* **Your goal**: Return the lines below that carry the word "color".

** START **

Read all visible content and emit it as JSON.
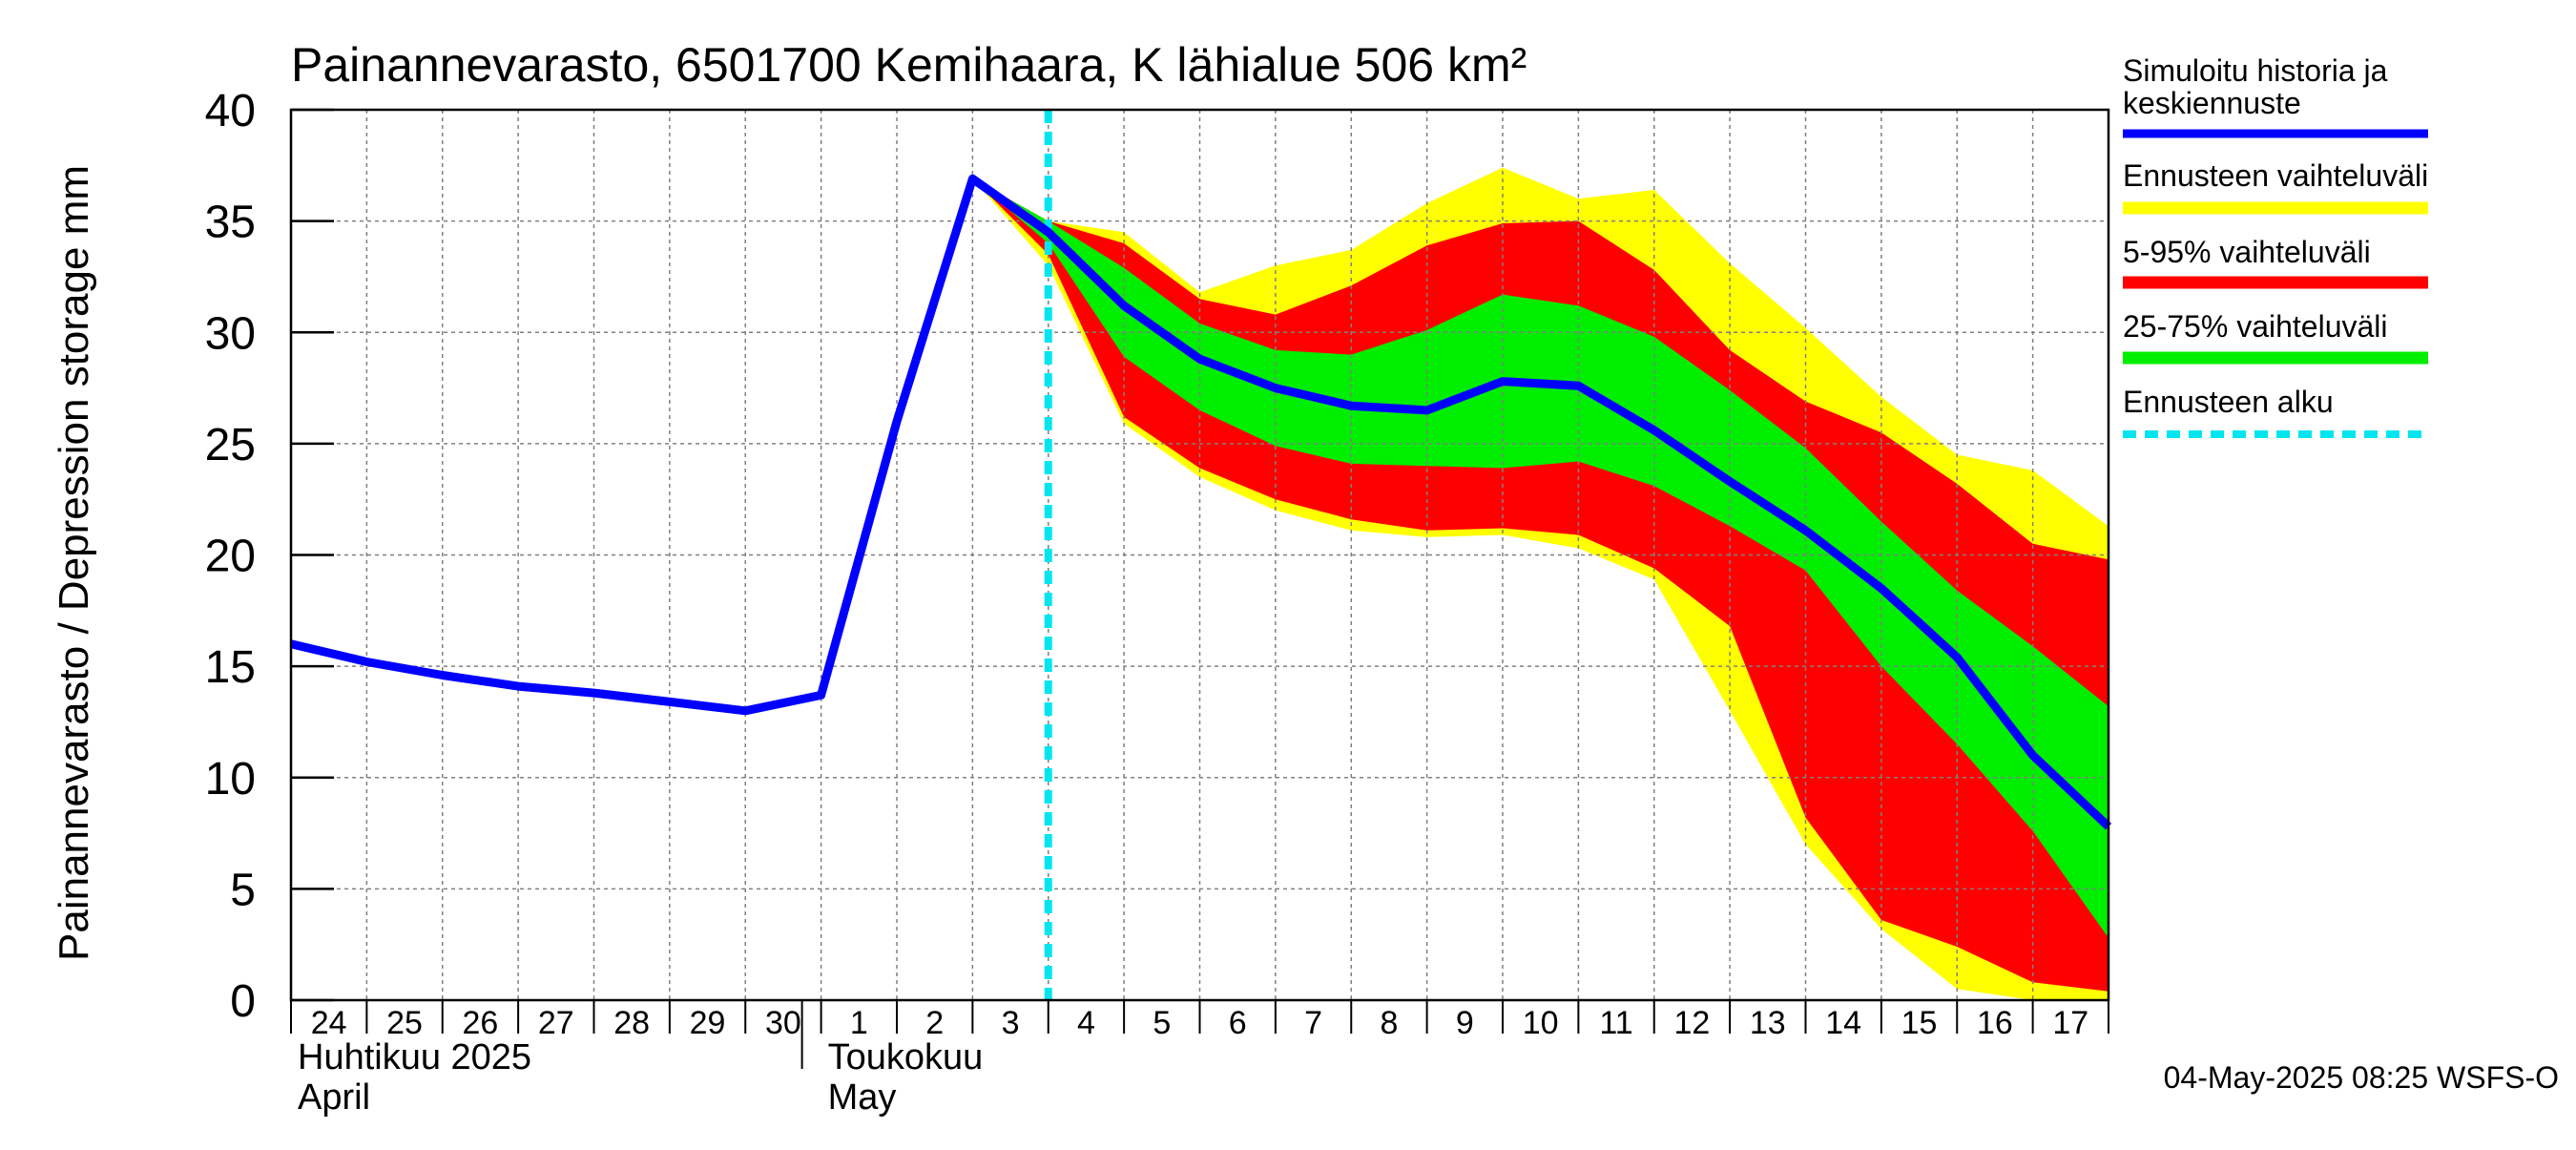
{
  "chart_data": {
    "type": "area",
    "title": "Painannevarasto, 6501700 Kemihaara, K lähialue 506 km²",
    "ylabel": "Painannevarasto / Depression storage    mm",
    "ylim": [
      0,
      40
    ],
    "yticks": [
      "0",
      "5",
      "10",
      "15",
      "20",
      "25",
      "30",
      "35",
      "40"
    ],
    "xlim": [
      0,
      24
    ],
    "day_ticks": [
      "24",
      "25",
      "26",
      "27",
      "28",
      "29",
      "30",
      "1",
      "2",
      "3",
      "4",
      "5",
      "6",
      "7",
      "8",
      "9",
      "10",
      "11",
      "12",
      "13",
      "14",
      "15",
      "16",
      "17"
    ],
    "month_labels": [
      {
        "fi": "Huhtikuu  2025",
        "en": "April",
        "start_index": 0
      },
      {
        "fi": "Toukokuu",
        "en": "May",
        "start_index": 7
      }
    ],
    "forecast_start_x": 10,
    "grid": true,
    "legend_placement": "right",
    "legend": [
      {
        "label": "Simuloitu historia ja\nkeskiennuste",
        "color": "#0000ff",
        "style": "line"
      },
      {
        "label": "Ennusteen vaihteluväli",
        "color": "#ffff00",
        "style": "band"
      },
      {
        "label": "5-95% vaihteluväli",
        "color": "#ff0000",
        "style": "band"
      },
      {
        "label": "25-75% vaihteluväli",
        "color": "#00ee00",
        "style": "band"
      },
      {
        "label": "Ennusteen alku",
        "color": "#00e5ee",
        "style": "dashed"
      }
    ],
    "series": {
      "median": {
        "x": [
          0,
          1,
          2,
          3,
          4,
          5,
          6,
          7,
          8,
          9,
          10,
          11,
          12,
          13,
          14,
          15,
          16,
          17,
          18,
          19,
          20,
          21,
          22,
          23,
          24
        ],
        "y": [
          16.0,
          15.2,
          14.6,
          14.1,
          13.8,
          13.4,
          13.0,
          13.7,
          26.0,
          36.9,
          34.5,
          31.2,
          28.8,
          27.5,
          26.7,
          26.5,
          27.8,
          27.6,
          25.6,
          23.3,
          21.1,
          18.5,
          15.4,
          11.0,
          7.8
        ]
      },
      "bands_x": [
        9,
        10,
        11,
        12,
        13,
        14,
        15,
        16,
        17,
        18,
        19,
        20,
        21,
        22,
        23,
        24
      ],
      "range_upper": [
        36.9,
        35.0,
        34.5,
        31.8,
        33.0,
        33.7,
        35.8,
        37.4,
        36.0,
        36.4,
        33.1,
        30.2,
        27.1,
        24.5,
        23.8,
        21.3
      ],
      "range_lower": [
        36.9,
        33.0,
        25.9,
        23.5,
        22.0,
        21.1,
        20.8,
        20.9,
        20.3,
        18.9,
        13.0,
        7.0,
        3.2,
        0.5,
        0.0,
        0.0
      ],
      "p95": [
        36.9,
        35.0,
        34.0,
        31.5,
        30.8,
        32.1,
        33.9,
        34.9,
        35.0,
        32.8,
        29.2,
        26.9,
        25.5,
        23.2,
        20.5,
        19.8
      ],
      "p05": [
        36.9,
        33.5,
        26.2,
        23.9,
        22.5,
        21.6,
        21.1,
        21.2,
        20.9,
        19.4,
        16.8,
        8.2,
        3.6,
        2.4,
        0.8,
        0.4
      ],
      "p75": [
        36.9,
        35.0,
        32.9,
        30.4,
        29.2,
        29.0,
        30.1,
        31.7,
        31.2,
        29.8,
        27.4,
        24.8,
        21.5,
        18.4,
        15.9,
        13.2
      ],
      "p25": [
        36.9,
        34.0,
        28.9,
        26.5,
        24.9,
        24.1,
        24.0,
        23.9,
        24.2,
        23.1,
        21.3,
        19.3,
        15.0,
        11.5,
        7.6,
        2.8
      ]
    },
    "timestamp": "04-May-2025 08:25 WSFS-O"
  }
}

** END **

* **Solved exercise**:
        "color": "#0000ff",
        "color": "#ffff00",
        "color": "#ff0000",
        "color": "#00ee00",
        "color": "#00e5ee",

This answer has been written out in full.